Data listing
╔══

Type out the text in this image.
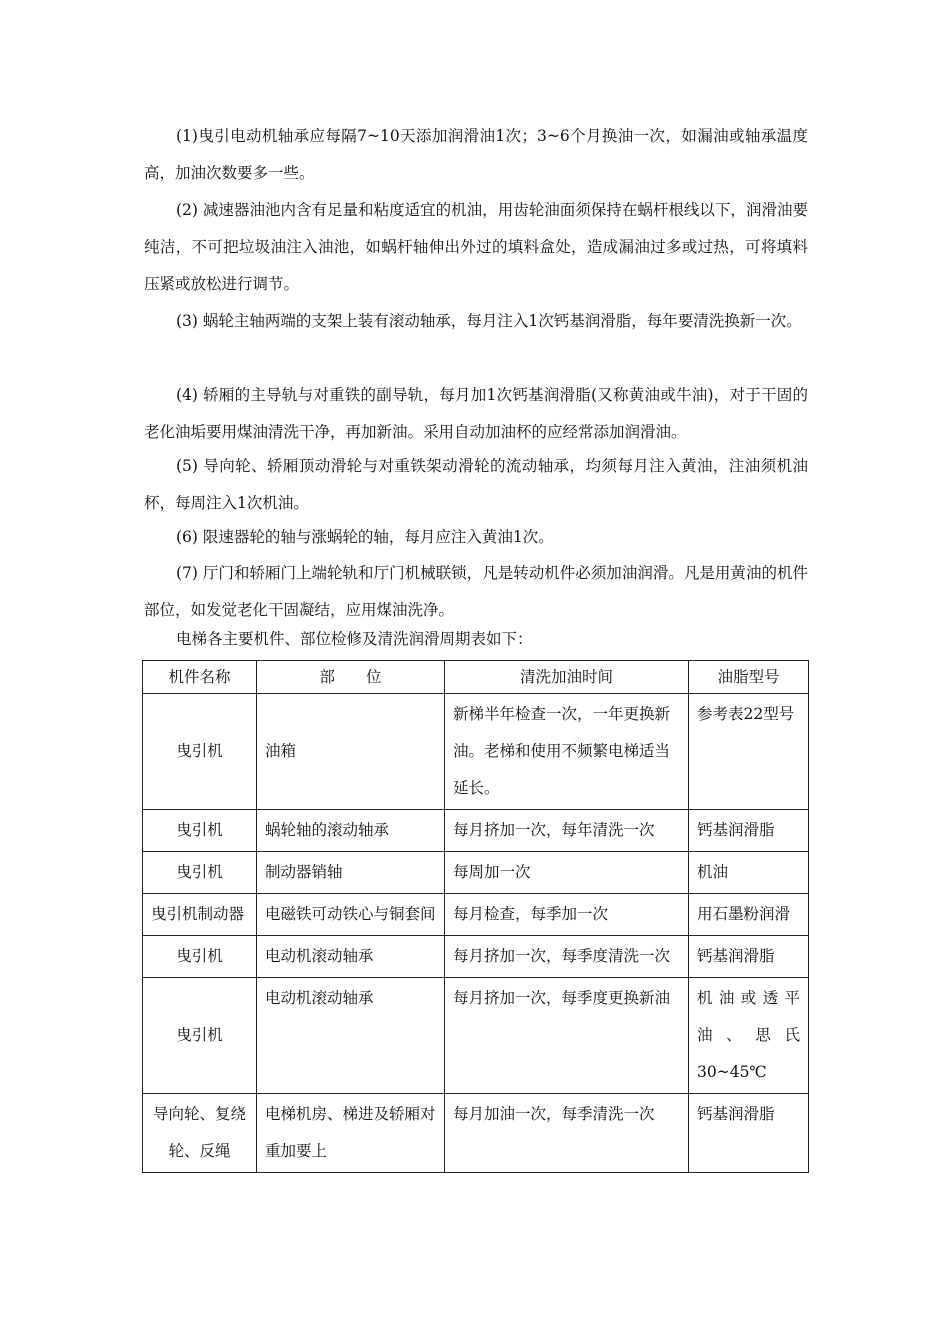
(1)曳引电动机轴承应每隔7~10天添加润滑油1次；3~6个月换油一次，如漏油或轴承温度高，加油次数要多一些。

(2) 减速器油池内含有足量和粘度适宜的机油，用齿轮油面须保持在蜗杆根线以下，润滑油要纯洁，不可把垃圾油注入油池，如蜗杆轴伸出外过的填料盒处，造成漏油过多或过热，可将填料压紧或放松进行调节。

(3) 蜗轮主轴两端的支架上装有滚动轴承，每月注入1次钙基润滑脂，每年要清洗换新一次。

(4) 轿厢的主导轨与对重铁的副导轨，每月加1次钙基润滑脂(又称黄油或牛油)，对于干固的老化油垢要用煤油清洗干净，再加新油。采用自动加油杯的应经常添加润滑油。

(5) 导向轮、轿厢顶动滑轮与对重铁架动滑轮的流动轴承，均须每月注入黄油，注油须机油杯，每周注入1次机油。

(6) 限速器轮的轴与涨蜗轮的轴，每月应注入黄油1次。

(7) 厅门和轿厢门上端轮轨和厅门机械联锁，凡是转动机件必须加油润滑。凡是用黄油的机件部位，如发觉老化干固凝结，应用煤油洗净。

电梯各主要机件、部位检修及清洗润滑周期表如下：

机件名称	部　　位	清洗加油时间	油脂型号
曳引机	油箱	新梯半年检查一次，一年更换新油。老梯和使用不频繁电梯适当延长。	参考表22型号
曳引机	蜗轮轴的滚动轴承	每月挤加一次，每年清洗一次	钙基润滑脂
曳引机	制动器销轴	每周加一次	机油
曳引机制动器	电磁铁可动铁心与铜套间	每月检查，每季加一次	用石墨粉润滑
曳引机	电动机滚动轴承	每月挤加一次，每季度清洗一次	钙基润滑脂
曳引机	电动机滚动轴承	每月挤加一次，每季度更换新油	机油或透平油、思氏30~45℃
导向轮、复绕轮、反绳	电梯机房、梯进及轿厢对重加要上	每月加油一次，每季清洗一次	钙基润滑脂
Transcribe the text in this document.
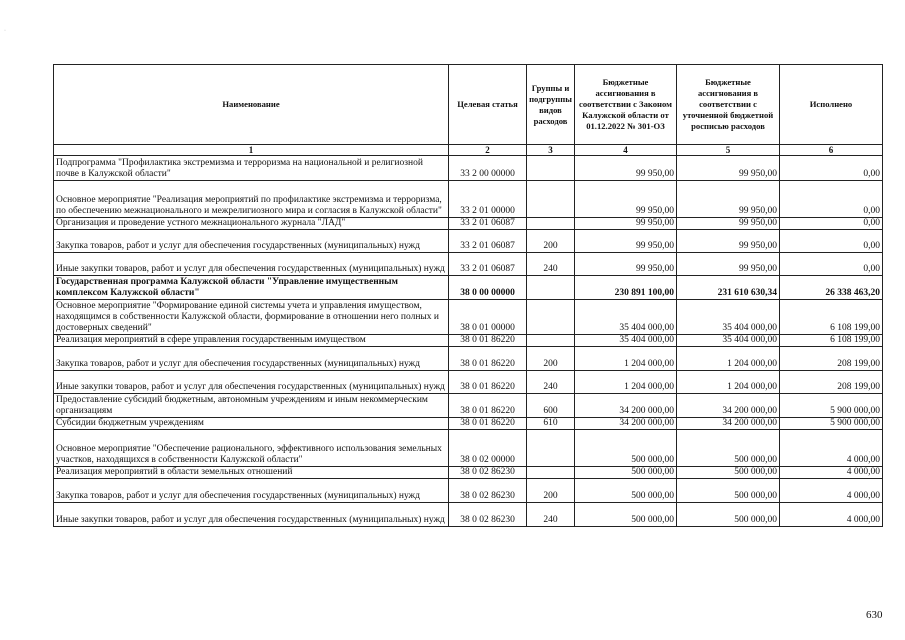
Наименование	Целевая статья	Группы и подгруппы видов расходов	Бюджетные ассигнования в соответствии с Законом Калужской области от 01.12.2022 № 301-ОЗ	Бюджетные ассигнования в соответствии с уточненной бюджетной росписью расходов	Исполнено
1	2	3	4	5	6
Подпрограмма "Профилактика экстремизма и терроризма на национальной и религиозной почве в Калужской области"	33 2 00 00000		99 950,00	99 950,00	0,00
Основное мероприятие "Реализация мероприятий по профилактике экстремизма и терроризма, по обеспечению межнационального и межрелигиозного мира и согласия в Калужской области"	33 2 01 00000		99 950,00	99 950,00	0,00
Организация и проведение устного межнационального журнала "ЛАД"	33 2 01 06087		99 950,00	99 950,00	0,00
Закупка товаров, работ и услуг для обеспечения государственных (муниципальных) нужд	33 2 01 06087	200	99 950,00	99 950,00	0,00
Иные закупки товаров, работ и услуг для обеспечения государственных (муниципальных) нужд	33 2 01 06087	240	99 950,00	99 950,00	0,00
Государственная программа Калужской области "Управление имущественным комплексом Калужской области"	38 0 00 00000		230 891 100,00	231 610 630,34	26 338 463,20
Основное мероприятие "Формирование единой системы учета и управления имуществом, находящимся в собственности Калужской области, формирование в отношении него полных и достоверных сведений"	38 0 01 00000		35 404 000,00	35 404 000,00	6 108 199,00
Реализация мероприятий в сфере управления государственным имуществом	38 0 01 86220		35 404 000,00	35 404 000,00	6 108 199,00
Закупка товаров, работ и услуг для обеспечения государственных (муниципальных) нужд	38 0 01 86220	200	1 204 000,00	1 204 000,00	208 199,00
Иные закупки товаров, работ и услуг для обеспечения государственных (муниципальных) нужд	38 0 01 86220	240	1 204 000,00	1 204 000,00	208 199,00
Предоставление субсидий бюджетным, автономным учреждениям и иным некоммерческим организациям	38 0 01 86220	600	34 200 000,00	34 200 000,00	5 900 000,00
Субсидии бюджетным учреждениям	38 0 01 86220	610	34 200 000,00	34 200 000,00	5 900 000,00
Основное мероприятие "Обеспечение рационального, эффективного использования земельных участков, находящихся в собственности Калужской области"	38 0 02 00000		500 000,00	500 000,00	4 000,00
Реализация мероприятий в области земельных отношений	38 0 02 86230		500 000,00	500 000,00	4 000,00
Закупка товаров, работ и услуг для обеспечения государственных (муниципальных) нужд	38 0 02 86230	200	500 000,00	500 000,00	4 000,00
Иные закупки товаров, работ и услуг для обеспечения государственных (муниципальных) нужд	38 0 02 86230	240	500 000,00	500 000,00	4 000,00
630
·
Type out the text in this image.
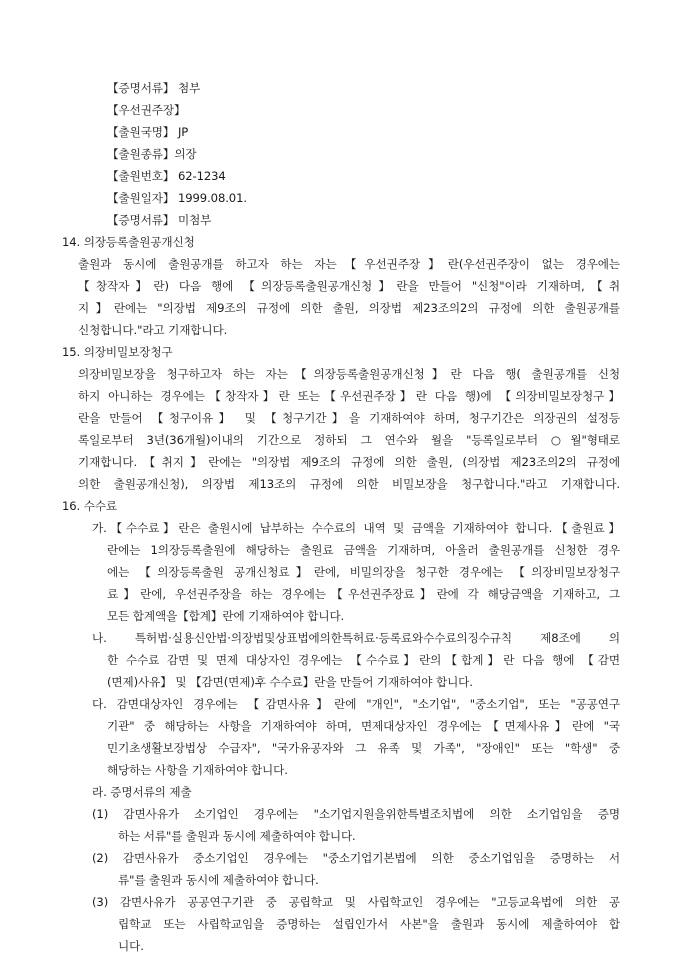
【증명서류】 첨부
【우선권주장】
【출원국명】 JP
【출원종류】의장
【출원번호】 62-1234
【출원일자】 1999.08.01.
【증명서류】 미첨부
14. 의장등록출원공개신청
출원과 동시에 출원공개를 하고자 하는 자는【우선권주장】란(우선권주장이 없는 경우에는
【창작자】란) 다음 행에 【의장등록출원공개신청】란을 만들어 "신청"이라 기재하며,【취
지】란에는 "의장법 제9조의 규정에 의한 출원, 의장법 제23조의2의 규정에 의한 출원공개를
신청합니다."라고 기재합니다.
15. 의장비밀보장청구
의장비밀보장을 청구하고자 하는 자는【의장등록출원공개신청】란 다음 행( 출원공개를 신청
하지 아니하는 경우에는【창작자】란 또는【우선권주장】란 다음 행)에 【의장비밀보장청구】
란을 만들어 【청구이유】 및 【청구기간】을 기재하여야 하며, 청구기간은 의장권의 설정등
록일로부터 3년(36개월)이내의 기간으로 정하되 그 연수와 월을 "등록일로부터 ○월"형태로
기재합니다.【취지】란에는 "의장법 제9조의 규정에 의한 출원, (의장법 제23조의2의 규정에
의한 출원공개신청), 의장법 제13조의 규정에 의한 비밀보장을 청구합니다."라고 기재합니다.
16. 수수료
가.【수수료】란은 출원시에 납부하는 수수료의 내역 및 금액을 기재하여야 합니다.【출원료】
란에는 1의장등록출원에 해당하는 출원료 금액을 기재하며, 아울러 출원공개를 신청한 경우
에는 【의장등록출원 공개신청료】란에, 비밀의장을 청구한 경우에는 【의장비밀보장청구
료】란에, 우선권주장을 하는 경우에는【우선권주장료】란에 각 해당금액을 기재하고, 그
모든 합계액을【합계】란에 기재하여야 합니다.
나. 특허법·실용신안법·의장법및상표법에의한특허료·등록료와수수료의징수규칙 제8조에 의
한 수수료 감면 및 면제 대상자인 경우에는 【수수료】란의【합계】란 다음 행에 【감면
(면제)사유】 및 【감면(면제)후 수수료】란을 만들어 기재하여야 합니다.
다. 감면대상자인 경우에는 【감면사유】란에 "개인", "소기업", "중소기업", 또는 "공공연구
기관" 중 해당하는 사항을 기재하여야 하며, 면제대상자인 경우에는【면제사유】란에 "국
민기초생활보장법상 수급자", "국가유공자와 그 유족 및 가족", "장애인" 또는 "학생" 중
해당하는 사항을 기재하여야 합니다.
라. 증명서류의 제출
(1) 감면사유가 소기업인 경우에는 "소기업지원을위한특별조치법에 의한 소기업임을 증명
하는 서류"를 출원과 동시에 제출하여야 합니다.
(2) 감면사유가 중소기업인 경우에는 "중소기업기본법에 의한 중소기업임을 증명하는 서
류"를 출원과 동시에 제출하여야 합니다.
(3) 감면사유가 공공연구기관 중 공립학교 및 사립학교인 경우에는 "고등교육법에 의한 공
립학교 또는 사립학교임을 증명하는 설립인가서 사본"을 출원과 동시에 제출하여야 합
니다.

╚══

Gather each line in the entries above where the string "Реализация" is found.

Основное мероприятие "Реализация мероприятий по профилактике экстремизма и терроризма, по обеспечению межнационального и межрелигиозного мира и согласия в Калужской области"	33 2 01 00000		99 950,00	99 950,00	0,00
Реализация мероприятий в сфере управления государственным имуществом	38 0 01 86220		35 404 000,00	35 404 000,00	6 108 199,00
Реализация мероприятий в области земельных отношений	38 0 02 86230		500 000,00	500 000,00	4 000,00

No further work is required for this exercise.